Dataset records
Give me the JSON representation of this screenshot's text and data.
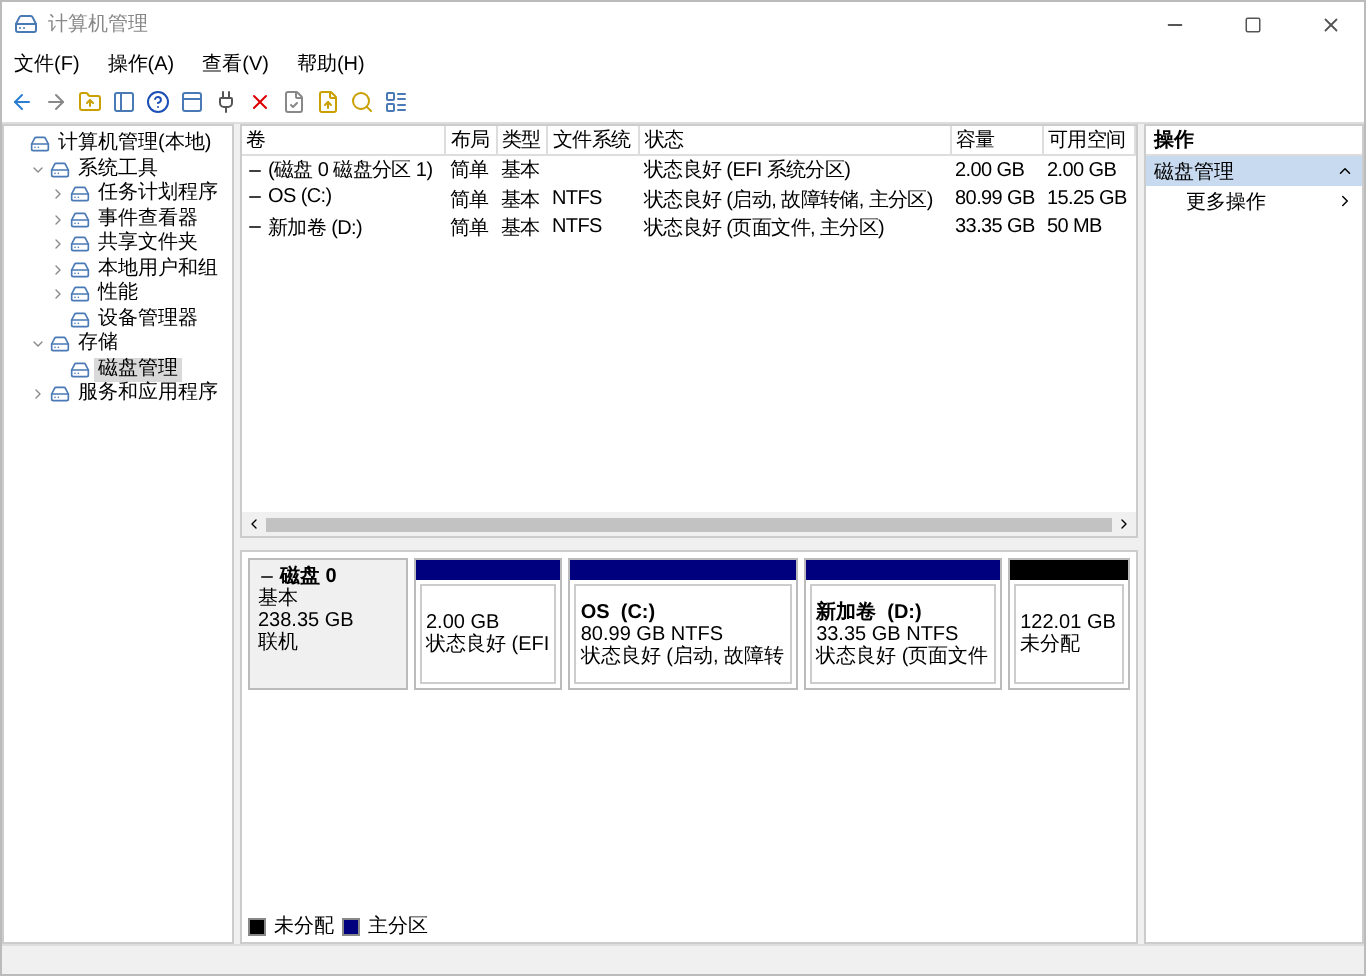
{
  "window": {
    "title": "计算机管理"
  },
  "menu": [
    "文件(F)",
    "操作(A)",
    "查看(V)",
    "帮助(H)"
  ],
  "tree": [
    {
      "label": "计算机管理(本地)",
      "selected": false,
      "children": [
        {
          "label": "系统工具",
          "expanded": true,
          "selected": false,
          "children": [
            {
              "label": "任务计划程序",
              "expanded": false,
              "selected": false
            },
            {
              "label": "事件查看器",
              "expanded": false,
              "selected": false
            },
            {
              "label": "共享文件夹",
              "expanded": false,
              "selected": false
            },
            {
              "label": "本地用户和组",
              "expanded": false,
              "selected": false
            },
            {
              "label": "性能",
              "expanded": false,
              "selected": false
            },
            {
              "label": "设备管理器",
              "selected": false
            }
          ]
        },
        {
          "label": "存储",
          "expanded": true,
          "selected": false,
          "children": [
            {
              "label": "磁盘管理",
              "selected": true
            }
          ]
        },
        {
          "label": "服务和应用程序",
          "expanded": false,
          "selected": false
        }
      ]
    }
  ],
  "volume_table": {
    "columns": [
      "卷",
      "布局",
      "类型",
      "文件系统",
      "状态",
      "容量",
      "可用空间"
    ],
    "rows": [
      [
        "(磁盘 0 磁盘分区 1)",
        "简单",
        "基本",
        "",
        "状态良好 (EFI 系统分区)",
        "2.00 GB",
        "2.00 GB"
      ],
      [
        "OS (C:)",
        "简单",
        "基本",
        "NTFS",
        "状态良好 (启动, 故障转储, 主分区)",
        "80.99 GB",
        "15.25 GB"
      ],
      [
        "新加卷 (D:)",
        "简单",
        "基本",
        "NTFS",
        "状态良好 (页面文件, 主分区)",
        "33.35 GB",
        "50 MB"
      ]
    ]
  },
  "disk": {
    "name": "磁盘 0",
    "type": "基本",
    "size": "238.35 GB",
    "status": "联机",
    "partitions": [
      {
        "size": "2.00 GB",
        "status": "状态良好 (EFI",
        "color": "#00007f"
      },
      {
        "name": "OS  (C:)",
        "size": "80.99 GB NTFS",
        "status": "状态良好 (启动, 故障转",
        "color": "#00007f"
      },
      {
        "name": "新加卷  (D:)",
        "size": "33.35 GB NTFS",
        "status": "状态良好 (页面文件",
        "color": "#00007f"
      },
      {
        "size": "122.01 GB",
        "status": "未分配",
        "color": "#000000"
      }
    ]
  },
  "legend": [
    {
      "label": "未分配",
      "color": "#000000"
    },
    {
      "label": "主分区",
      "color": "#00007f"
    }
  ],
  "actions": {
    "title": "操作",
    "section": "磁盘管理",
    "items": [
      "更多操作"
    ]
  }
}
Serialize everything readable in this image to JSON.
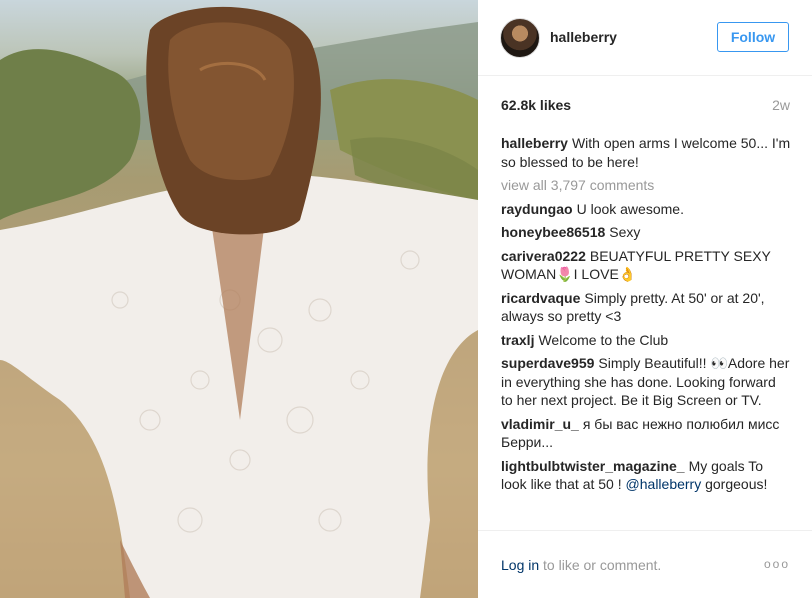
{
  "post": {
    "username": "halleberry",
    "follow_label": "Follow",
    "likes": "62.8k likes",
    "time_ago": "2w",
    "caption": "With open arms I welcome 50... I'm so blessed to be here!",
    "view_all": "view all 3,797 comments"
  },
  "comments": [
    {
      "user": "raydungao",
      "text": "U look awesome."
    },
    {
      "user": "honeybee86518",
      "text": "Sexy"
    },
    {
      "user": "carivera0222",
      "text": "BEUATYFUL PRETTY SEXY WOMAN🌷I LOVE👌"
    },
    {
      "user": "ricardvaque",
      "text": "Simply pretty. At 50' or at 20', always so pretty <3"
    },
    {
      "user": "traxlj",
      "text": "Welcome to the Club"
    },
    {
      "user": "superdave959",
      "text": "Simply Beautiful!! 👀Adore her in everything she has done. Looking forward to her next project. Be it Big Screen or TV."
    },
    {
      "user": "vladimir_u_",
      "text": "я бы вас нежно полюбил мисс Берри..."
    },
    {
      "user": "lightbulbtwister_magazine_",
      "text": "My goals To look like that at 50 !",
      "mention": "@halleberry",
      "after": "gorgeous!"
    }
  ],
  "footer": {
    "login_link": "Log in",
    "login_text": "to like or comment.",
    "more": "ooo"
  },
  "colors": {
    "accent": "#3897f0",
    "link": "#003569",
    "muted": "#999999"
  }
}
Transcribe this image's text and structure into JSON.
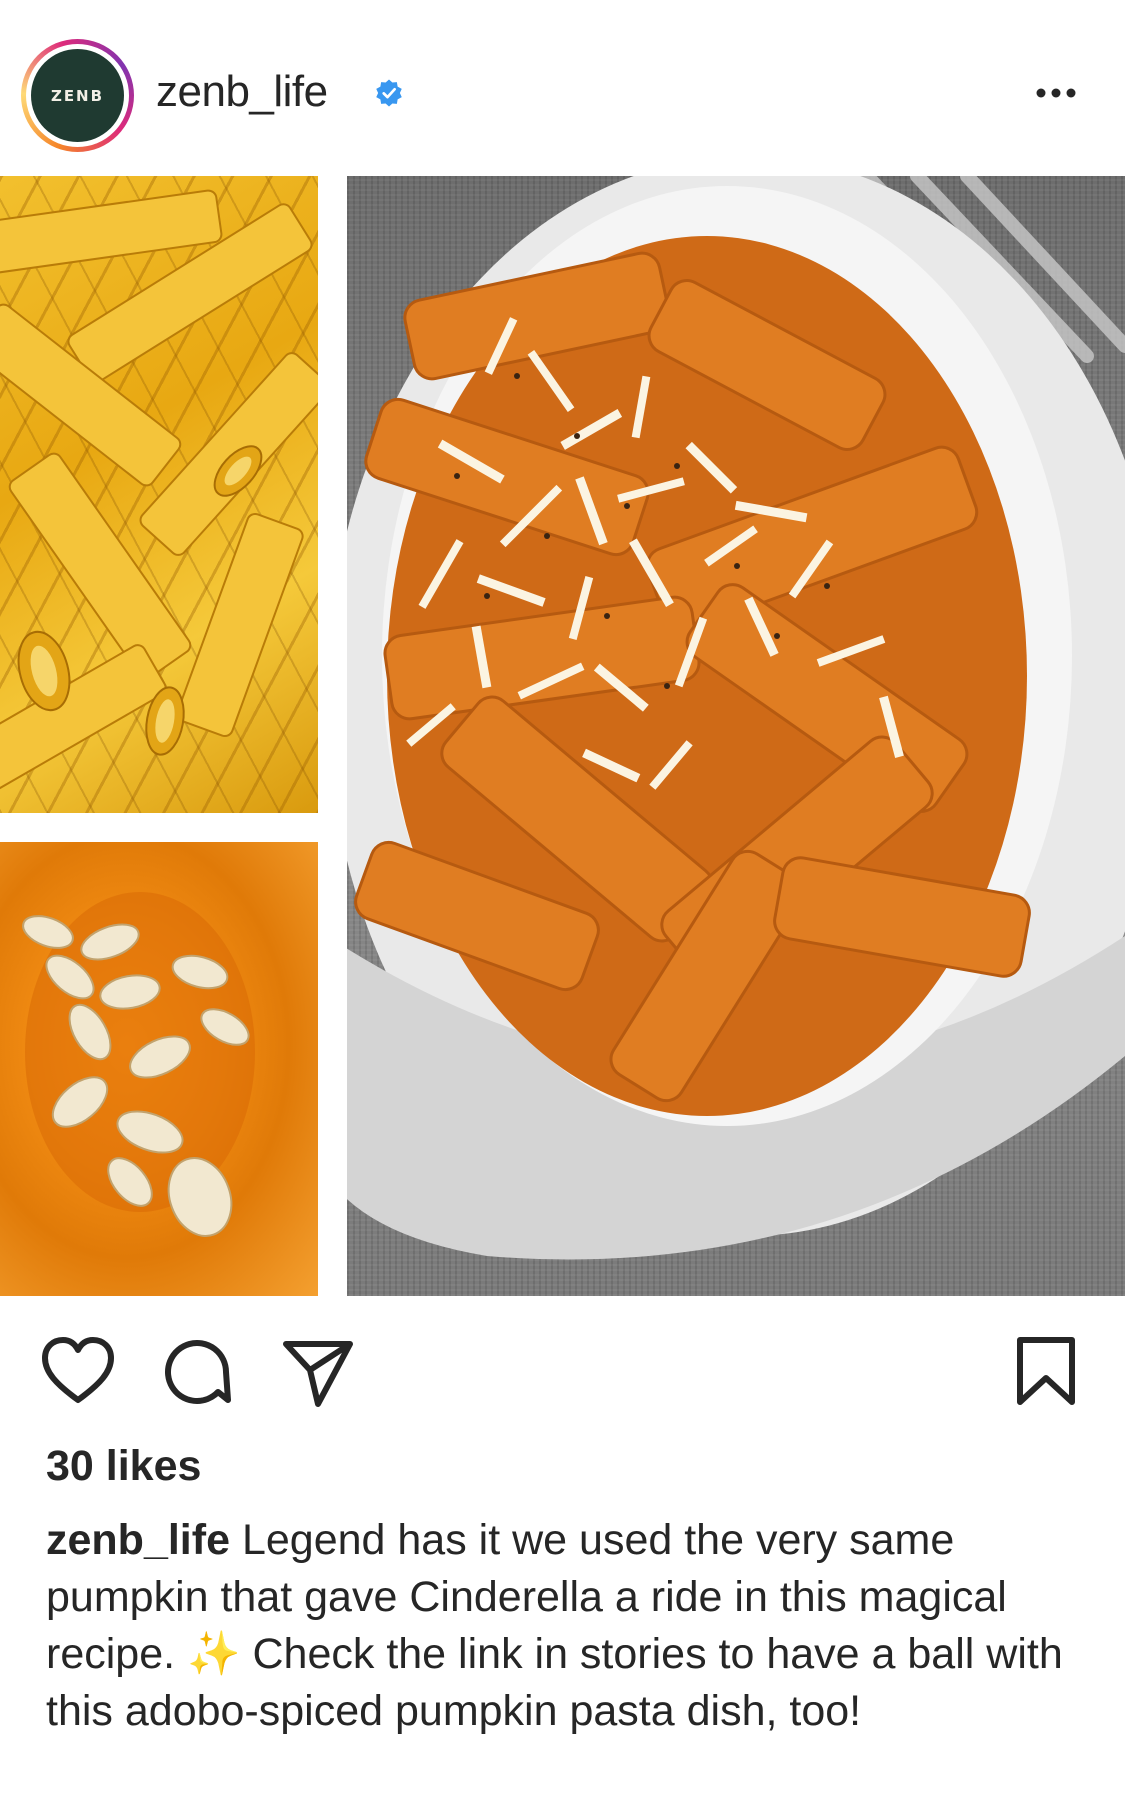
{
  "post": {
    "author": {
      "avatar_text": "ZENB",
      "username": "zenb_life",
      "verified": true
    },
    "likes_text": "30 likes",
    "caption": {
      "username": "zenb_life",
      "text": "Legend has it we used the very same pumpkin that gave Cinderella a ride in this magical recipe. ✨ Check the link in stories to have a ball with this adobo-spiced pumpkin pasta dish, too!"
    }
  },
  "icons": {
    "verified": "verified-badge-icon",
    "more": "more-options-icon",
    "like": "heart-icon",
    "comment": "comment-bubble-icon",
    "share": "paper-plane-icon",
    "save": "bookmark-icon"
  },
  "colors": {
    "verified_blue": "#3897f0",
    "text": "#262626",
    "avatar_bg": "#1f3a31",
    "pasta_yellow": "#f0b820",
    "pumpkin_orange": "#f08a12",
    "sauce_orange": "#d9731c"
  }
}
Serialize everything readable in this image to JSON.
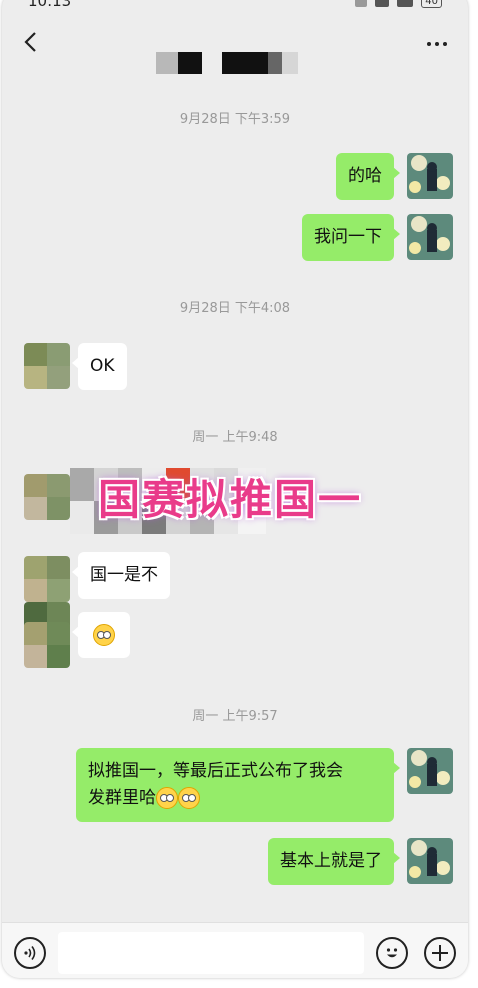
{
  "status_bar": {
    "time": "10:13",
    "battery": "40"
  },
  "nav": {
    "back_icon": "chevron-left-icon",
    "more_icon": "ellipsis-icon"
  },
  "messages": {
    "ts1": "9月28日 下午3:59",
    "m1": "的哈",
    "m2": "我问一下",
    "ts2": "9月28日 下午4:08",
    "m3": "OK",
    "ts3": "周一 上午9:48",
    "overlay": "国赛拟推国一",
    "m5": "国一是不",
    "ts4": "周一 上午9:57",
    "m7_line1": "拟推国一，等最后正式公布了我会",
    "m7_line2": "发群里哈",
    "m8": "基本上就是了"
  },
  "input_bar": {
    "value": "",
    "placeholder": ""
  },
  "colors": {
    "bubble_sent": "#95ec69",
    "bubble_received": "#ffffff",
    "background": "#ededed",
    "overlay_text": "#e93b8a"
  }
}
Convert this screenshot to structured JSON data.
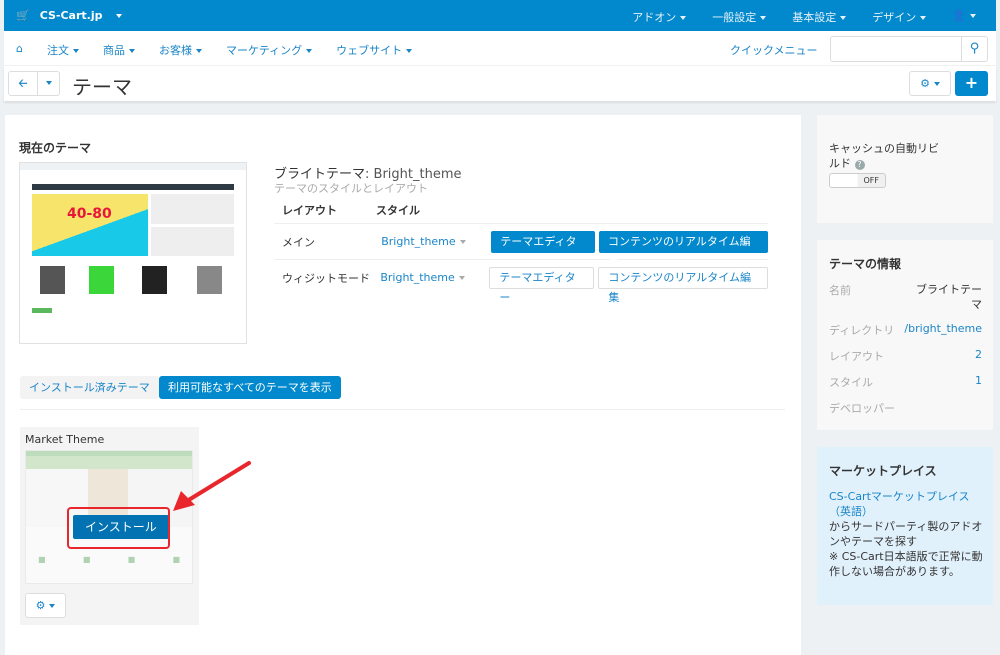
{
  "topbar": {
    "brand": "CS-Cart.jp",
    "menus": [
      "アドオン",
      "一般設定",
      "基本設定",
      "デザイン"
    ],
    "user_icon": "user-icon"
  },
  "navbar": {
    "items": [
      "注文",
      "商品",
      "お客様",
      "マーケティング",
      "ウェブサイト"
    ],
    "quick_menu": "クイックメニュー",
    "search_placeholder": ""
  },
  "toolbar": {
    "title": "テーマ"
  },
  "current": {
    "heading": "現在のテーマ",
    "theme_name": "ブライトテーマ",
    "theme_dir": ": Bright_theme",
    "subtitle": "テーマのスタイルとレイアウト",
    "preview": {
      "promo": "40-80"
    },
    "col_layout": "レイアウト",
    "col_style": "スタイル",
    "rows": [
      {
        "layout": "メイン",
        "style": "Bright_theme",
        "editor": "テーマエディター",
        "live": "コンテンツのリアルタイム編集",
        "active": true
      },
      {
        "layout": "ウィジットモード",
        "style": "Bright_theme",
        "editor": "テーマエディター",
        "live": "コンテンツのリアルタイム編集",
        "active": false
      }
    ]
  },
  "tabs": {
    "installed": "インストール済みテーマ",
    "available": "利用可能なすべてのテーマを表示"
  },
  "market_theme": {
    "name": "Market Theme",
    "install": "インストール"
  },
  "sidebar": {
    "cache": {
      "label": "キャッシュの自動リビルド",
      "toggle": "OFF"
    },
    "info": {
      "heading": "テーマの情報",
      "rows": [
        {
          "k": "名前",
          "v": "ブライトテーマ"
        },
        {
          "k": "ディレクトリ",
          "v": "/bright_theme"
        },
        {
          "k": "レイアウト",
          "v": "2"
        },
        {
          "k": "スタイル",
          "v": "1"
        },
        {
          "k": "デベロッパー",
          "v": ""
        }
      ]
    },
    "market": {
      "heading": "マーケットプレイス",
      "link": "CS-Cartマーケットプレイス（英語）",
      "text1": "からサードパーティ製のアドオンやテーマを探す",
      "text2": "※ CS-Cart日本語版で正常に動作しない場合があります。"
    }
  },
  "colors": {
    "primary": "#0288cc",
    "annotation": "#e8262b"
  }
}
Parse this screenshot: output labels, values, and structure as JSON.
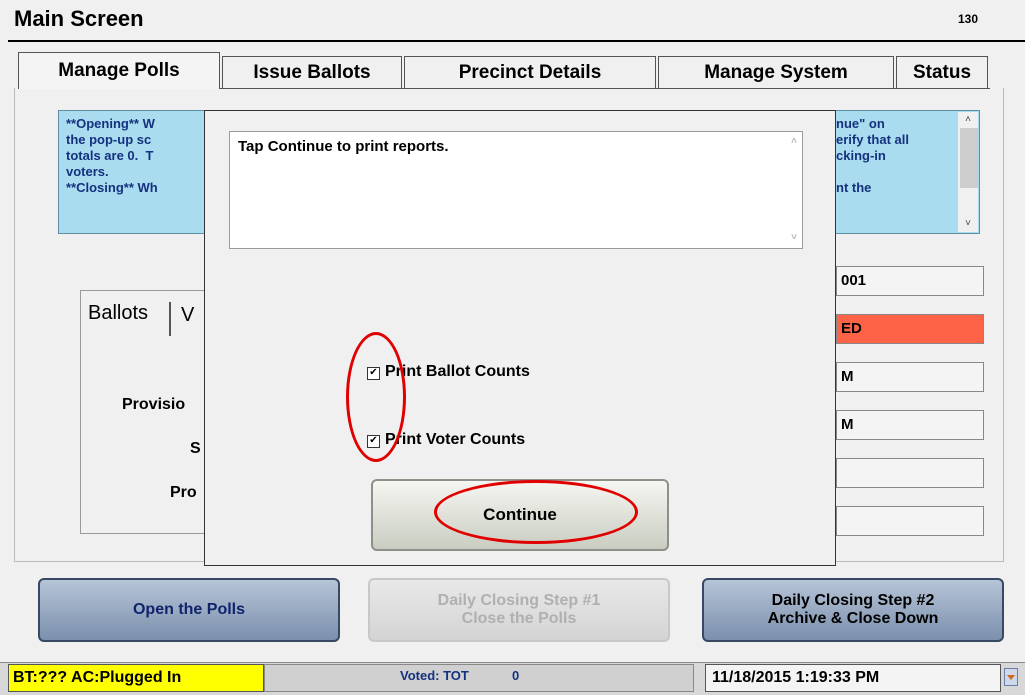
{
  "header": {
    "title": "Main Screen",
    "screen_number": "130"
  },
  "tabs": [
    {
      "label": "Manage Polls",
      "active": true
    },
    {
      "label": "Issue Ballots",
      "active": false
    },
    {
      "label": "Precinct Details",
      "active": false
    },
    {
      "label": "Manage System",
      "active": false
    },
    {
      "label": "Status",
      "active": false
    }
  ],
  "info": {
    "left_text": "**Opening** W\nthe pop-up sc\ntotals are 0.  T\nvoters.\n**Closing** Wh",
    "right_text": "nue\" on\nerify that all\ncking-in\n\nnt the"
  },
  "panel": {
    "tab_ballots": "Ballots",
    "tab_next": "V",
    "rows": [
      "Provisio",
      "S",
      "Pro"
    ]
  },
  "fields": [
    "001",
    "ED",
    "M",
    "M",
    "",
    ""
  ],
  "buttons": {
    "open_polls": "Open the Polls",
    "close_polls_line1": "Daily Closing Step #1",
    "close_polls_line2": "Close the Polls",
    "archive_line1": "Daily Closing Step #2",
    "archive_line2": "Archive & Close Down"
  },
  "dialog": {
    "message": "Tap Continue to print reports.",
    "checkbox_ballot": {
      "label": "Print Ballot Counts",
      "checked": true
    },
    "checkbox_voter": {
      "label": "Print Voter Counts",
      "checked": true
    },
    "continue_label": "Continue"
  },
  "status_bar": {
    "bt_status": "BT:??? AC:Plugged In",
    "voted_label": "Voted:  TOT",
    "voted_value": "0",
    "datetime": "11/18/2015 1:19:33 PM"
  },
  "colors": {
    "info_bg": "#aadcf0",
    "info_text": "#15317e",
    "status_yellow": "#ffff00",
    "alert_red": "#ff6347",
    "annotation_red": "#e00000"
  }
}
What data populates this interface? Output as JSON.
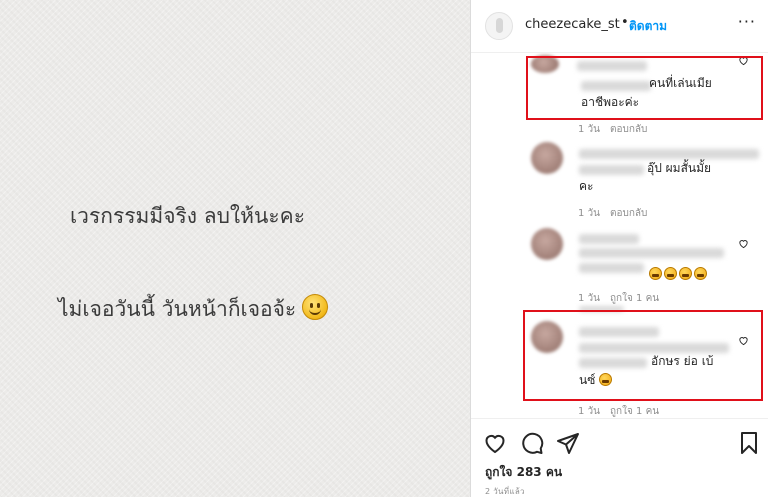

The request: Find every line in the entries that includes the word "Step", then state how many there are and nothing else.

Exercise solution: 2